» Given passage
□ □ □ □
Figures 6a and 6b show wave amplitude for zi = 2700 and 4050 m for simulations with (dashed lines) and without (solid lines) internal shear. For type 1 MW/R (stars), wave amplitude increases as Δθ increases for both zi, regardless of the presence or absence internal shear. Our results are consistent with those of Corby and Wallington (1956), who showed that resonant-wave amplitude increased as lower-layer stability (in a two- or three-layer model) tended toward a sharp inversion. By contrast, for type 2 MW/R (diamonds), wave amplitude decreases as Δθ increases with or without internal shear (note that only one simulation with internal shear produced a type 2 MW/R for zi = 2700 m).
Turbulence within the LTZ (maximum TKE, Figs. 6c,d) generally increases with increasing Δθ. With two exceptions, simulations with no internal shear result in greater TKE than those with internal shear for the same Δθ. In addition, most, but not all, type 2 MW/R are associated with greater turbulence. However, type 1 MW/R with internal shear and strong inversions produce the strongest TKE.
□ □ □ □
» Problems
a – Transcribe the passage on wave amplitude and turbulence word for word, starting with "Turbulence within the" and going on through "the strongest TKE.".
b – Extend the passage on wave amplitude and turbulence by writing what comes after its final sentence.
The items that follow are separate material and are not part of the passage on wave amplitude and turbulence.
□ □ □ □
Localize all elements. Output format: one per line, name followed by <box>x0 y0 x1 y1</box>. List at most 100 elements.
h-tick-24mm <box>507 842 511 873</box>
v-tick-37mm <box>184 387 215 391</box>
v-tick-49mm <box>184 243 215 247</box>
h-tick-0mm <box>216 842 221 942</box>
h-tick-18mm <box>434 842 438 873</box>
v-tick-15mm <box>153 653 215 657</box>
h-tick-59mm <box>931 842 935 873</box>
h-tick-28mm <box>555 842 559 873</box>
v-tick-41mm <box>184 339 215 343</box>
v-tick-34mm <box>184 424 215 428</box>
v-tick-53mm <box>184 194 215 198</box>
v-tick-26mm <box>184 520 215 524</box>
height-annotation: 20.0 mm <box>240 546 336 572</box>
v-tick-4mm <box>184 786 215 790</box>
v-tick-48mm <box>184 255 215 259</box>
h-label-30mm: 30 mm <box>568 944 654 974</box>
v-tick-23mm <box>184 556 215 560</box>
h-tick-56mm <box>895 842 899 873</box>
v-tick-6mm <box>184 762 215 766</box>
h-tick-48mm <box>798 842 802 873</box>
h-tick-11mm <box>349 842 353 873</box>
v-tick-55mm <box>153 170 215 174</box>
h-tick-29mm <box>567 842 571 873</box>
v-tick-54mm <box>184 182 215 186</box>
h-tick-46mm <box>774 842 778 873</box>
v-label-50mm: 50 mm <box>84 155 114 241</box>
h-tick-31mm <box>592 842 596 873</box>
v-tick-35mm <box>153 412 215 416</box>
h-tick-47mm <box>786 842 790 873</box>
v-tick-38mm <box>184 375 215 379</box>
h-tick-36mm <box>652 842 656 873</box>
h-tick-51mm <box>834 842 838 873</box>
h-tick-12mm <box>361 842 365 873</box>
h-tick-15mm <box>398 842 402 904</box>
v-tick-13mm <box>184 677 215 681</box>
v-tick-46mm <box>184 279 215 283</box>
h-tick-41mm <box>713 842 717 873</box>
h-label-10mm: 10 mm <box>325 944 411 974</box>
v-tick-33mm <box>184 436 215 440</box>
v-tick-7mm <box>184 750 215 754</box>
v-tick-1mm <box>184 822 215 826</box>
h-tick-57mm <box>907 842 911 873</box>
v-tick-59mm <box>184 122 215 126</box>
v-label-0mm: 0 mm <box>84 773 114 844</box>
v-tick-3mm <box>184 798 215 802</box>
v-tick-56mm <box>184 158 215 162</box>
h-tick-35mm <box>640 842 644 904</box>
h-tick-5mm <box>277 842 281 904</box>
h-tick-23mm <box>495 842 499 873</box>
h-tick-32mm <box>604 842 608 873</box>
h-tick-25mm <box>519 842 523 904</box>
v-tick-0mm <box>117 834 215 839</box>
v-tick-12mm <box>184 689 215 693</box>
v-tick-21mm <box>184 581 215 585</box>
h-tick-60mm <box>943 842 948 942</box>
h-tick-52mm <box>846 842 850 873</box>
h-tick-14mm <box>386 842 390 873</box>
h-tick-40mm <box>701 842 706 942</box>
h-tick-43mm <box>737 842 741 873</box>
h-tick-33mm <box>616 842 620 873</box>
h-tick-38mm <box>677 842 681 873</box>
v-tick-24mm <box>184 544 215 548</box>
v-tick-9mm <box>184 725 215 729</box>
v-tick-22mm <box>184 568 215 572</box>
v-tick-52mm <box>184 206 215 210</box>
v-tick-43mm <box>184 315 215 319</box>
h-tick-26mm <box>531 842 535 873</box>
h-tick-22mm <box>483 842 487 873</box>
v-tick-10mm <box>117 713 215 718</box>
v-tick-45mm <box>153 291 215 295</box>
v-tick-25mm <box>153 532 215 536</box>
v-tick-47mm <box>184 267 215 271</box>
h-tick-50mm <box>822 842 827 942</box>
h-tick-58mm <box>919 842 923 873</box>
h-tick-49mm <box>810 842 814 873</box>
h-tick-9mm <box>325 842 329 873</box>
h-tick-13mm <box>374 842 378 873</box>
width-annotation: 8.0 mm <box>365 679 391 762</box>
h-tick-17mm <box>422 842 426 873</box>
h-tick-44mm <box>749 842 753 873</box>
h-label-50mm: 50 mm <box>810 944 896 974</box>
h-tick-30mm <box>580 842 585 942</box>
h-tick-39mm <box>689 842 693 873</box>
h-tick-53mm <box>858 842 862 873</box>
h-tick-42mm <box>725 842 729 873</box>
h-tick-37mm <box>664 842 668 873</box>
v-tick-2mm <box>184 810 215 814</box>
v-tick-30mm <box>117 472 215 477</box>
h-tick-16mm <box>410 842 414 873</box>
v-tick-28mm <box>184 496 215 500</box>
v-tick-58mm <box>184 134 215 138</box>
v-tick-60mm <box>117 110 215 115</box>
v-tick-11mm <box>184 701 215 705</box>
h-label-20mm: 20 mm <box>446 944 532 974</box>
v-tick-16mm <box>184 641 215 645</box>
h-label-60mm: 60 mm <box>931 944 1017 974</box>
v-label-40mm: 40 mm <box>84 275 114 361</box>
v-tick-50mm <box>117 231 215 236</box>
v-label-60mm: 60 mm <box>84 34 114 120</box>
□ □ □ □
» Outputs in order
a –
Turbulence within the LTZ (maximum TKE, Figs. 6c,d) generally increases with increasing Δθ. With two exceptions, simulations with no internal shear result in greater TKE than those with internal shear for the same Δθ. In addition, most, but not all, type 2 MW/R are associated with greater turbulence. However, type 1 MW/R with internal shear and strong inversions produce the strongest TKE.

b –
At zi = 3225 m, trends of wave amplitude and maximum TKE as a function of Δθ are qualitatively similar to zi = 2700 m. Overall, results indicate that for type 1 MW/R, stronger inversions lead to a higher-amplitude wave response (and higher-reaching LTZs). By contrast, for type 2 MW/R, stronger inversions lead to a lower-amplitude wave response. Regardless of MW/R type, or the presence of internal shear, stronger inversions are associated with stronger turbulence.
4. Discussion
We now further explore the formation of the type 2 MW/R. Our results indicate that, regardless of internal shear, processes within the inversion itself play an important role. For each zi, depending on Δθ either a type 2 or type 1 MW/R develops early in the simulation.
The magnitude of η within the inversion is determined almost entirely by strong negative vertical shear (∂u/∂z), with the horizontal wind decreasing by almost 20 m s−1 through the inversion depth. The strongest downslope flow is largely confined below the lowest isentrope of the inversion, which, due to surface friction, produces a thin sheet of positive η associated with strong positive vertical shear in the surface layer.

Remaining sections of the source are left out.